Task to carry out:
Write every record out again exactly, and keep images out of it.

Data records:
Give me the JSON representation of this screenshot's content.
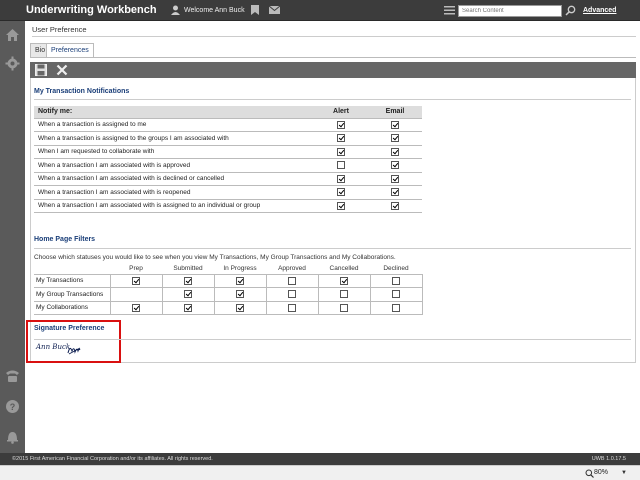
{
  "header": {
    "app_title": "Underwriting Workbench",
    "welcome": "Welcome Ann Buck",
    "search_placeholder": "Search Content",
    "advanced_label": "Advanced"
  },
  "page": {
    "title": "User Preference",
    "tabs": [
      {
        "label": "Bio",
        "active": false
      },
      {
        "label": "Preferences",
        "active": true
      }
    ]
  },
  "notifications": {
    "title": "My Transaction Notifications",
    "headers": {
      "label": "Notify me:",
      "alert": "Alert",
      "email": "Email"
    },
    "rows": [
      {
        "label": "When a transaction is assigned to me",
        "alert": true,
        "email": true
      },
      {
        "label": "When a transaction is assigned to the groups I am associated with",
        "alert": true,
        "email": true
      },
      {
        "label": "When I am requested to collaborate with",
        "alert": true,
        "email": true
      },
      {
        "label": "When a transaction I am associated with is approved",
        "alert": false,
        "email": true
      },
      {
        "label": "When a transaction I am associated with is declined or cancelled",
        "alert": true,
        "email": true
      },
      {
        "label": "When a transaction I am associated with is reopened",
        "alert": true,
        "email": true
      },
      {
        "label": "When a transaction I am associated with is assigned to an individual or group",
        "alert": true,
        "email": true
      }
    ]
  },
  "filters": {
    "title": "Home Page Filters",
    "description": "Choose which statuses you would like to see when you view My Transactions, My Group Transactions and My Collaborations.",
    "columns": [
      "Prep",
      "Submitted",
      "In Progress",
      "Approved",
      "Cancelled",
      "Declined"
    ],
    "rows": [
      {
        "label": "My Transactions",
        "values": [
          true,
          true,
          true,
          false,
          true,
          false
        ]
      },
      {
        "label": "My Group Transactions",
        "values": [
          null,
          true,
          true,
          false,
          false,
          false
        ]
      },
      {
        "label": "My Collaborations",
        "values": [
          true,
          true,
          true,
          false,
          false,
          false
        ]
      }
    ]
  },
  "signature": {
    "title": "Signature Preference",
    "text": "Ann Buck"
  },
  "footer": {
    "copyright": "©2015 First American Financial Corporation and/or its affiliates. All rights reserved.",
    "version": "UWB 1.0.17.5"
  },
  "statusbar": {
    "zoom": "80%"
  },
  "colors": {
    "topbar": "#3c3c3c",
    "accent": "#1a3e78",
    "highlight": "#d91010"
  }
}
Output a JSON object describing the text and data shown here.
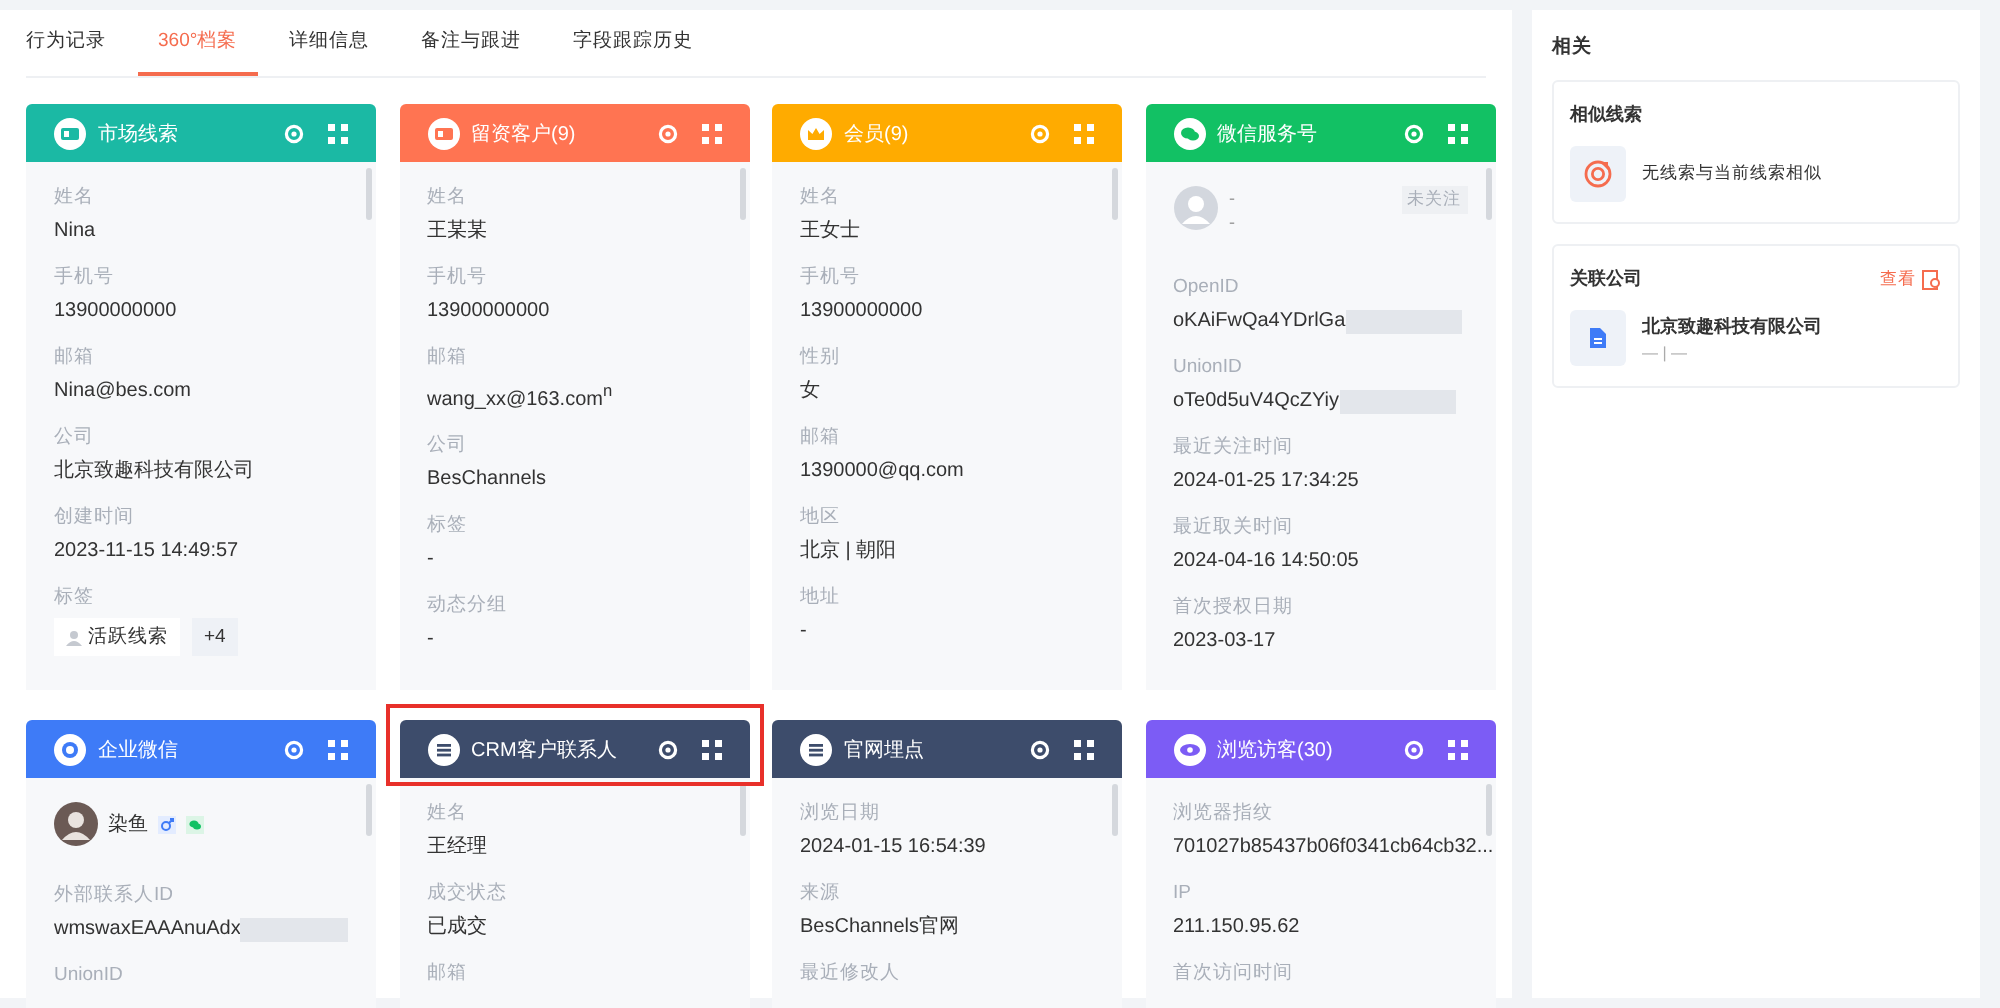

Correct output:
Give me the JSON representation of this screenshot's content.
{
  "header": {
    "app_title": "Underwriting Workbench",
    "welcome": "Welcome Ann Buck",
    "search_placeholder": "Search Content",
    "advanced_label": "Advanced"
  },
  "page": {
    "title": "User Preference",
    "tabs": [
      {
        "label": "Bio",
        "active": false
      },
      {
        "label": "Preferences",
        "active": true
      }
    ]
  },
  "notifications": {
    "title": "My Transaction Notifications",
    "headers": {
      "label": "Notify me:",
      "alert": "Alert",
      "email": "Email"
    },
    "rows": [
      {
        "label": "When a transaction is assigned to me",
        "alert": true,
        "email": true
      },
      {
        "label": "When a transaction is assigned to the groups I am associated with",
        "alert": true,
        "email": true
      },
      {
        "label": "When I am requested to collaborate with",
        "alert": true,
        "email": true
      },
      {
        "label": "When a transaction I am associated with is approved",
        "alert": false,
        "email": true
      },
      {
        "label": "When a transaction I am associated with is declined or cancelled",
        "alert": true,
        "email": true
      },
      {
        "label": "When a transaction I am associated with is reopened",
        "alert": true,
        "email": true
      },
      {
        "label": "When a transaction I am associated with is assigned to an individual or group",
        "alert": true,
        "email": true
      }
    ]
  },
  "filters": {
    "title": "Home Page Filters",
    "description": "Choose which statuses you would like to see when you view My Transactions, My Group Transactions and My Collaborations.",
    "columns": [
      "Prep",
      "Submitted",
      "In Progress",
      "Approved",
      "Cancelled",
      "Declined"
    ],
    "rows": [
      {
        "label": "My Transactions",
        "values": [
          true,
          true,
          true,
          false,
          true,
          false
        ]
      },
      {
        "label": "My Group Transactions",
        "values": [
          null,
          true,
          true,
          false,
          false,
          false
        ]
      },
      {
        "label": "My Collaborations",
        "values": [
          true,
          true,
          true,
          false,
          false,
          false
        ]
      }
    ]
  },
  "signature": {
    "title": "Signature Preference",
    "text": "Ann Buck"
  },
  "footer": {
    "copyright": "©2015 First American Financial Corporation and/or its affiliates. All rights reserved.",
    "version": "UWB 1.0.17.5"
  },
  "statusbar": {
    "zoom": "80%"
  },
  "colors": {
    "topbar": "#3c3c3c",
    "accent": "#1a3e78",
    "highlight": "#d91010"
  }
}
Output a JSON object describing the text and data shown here.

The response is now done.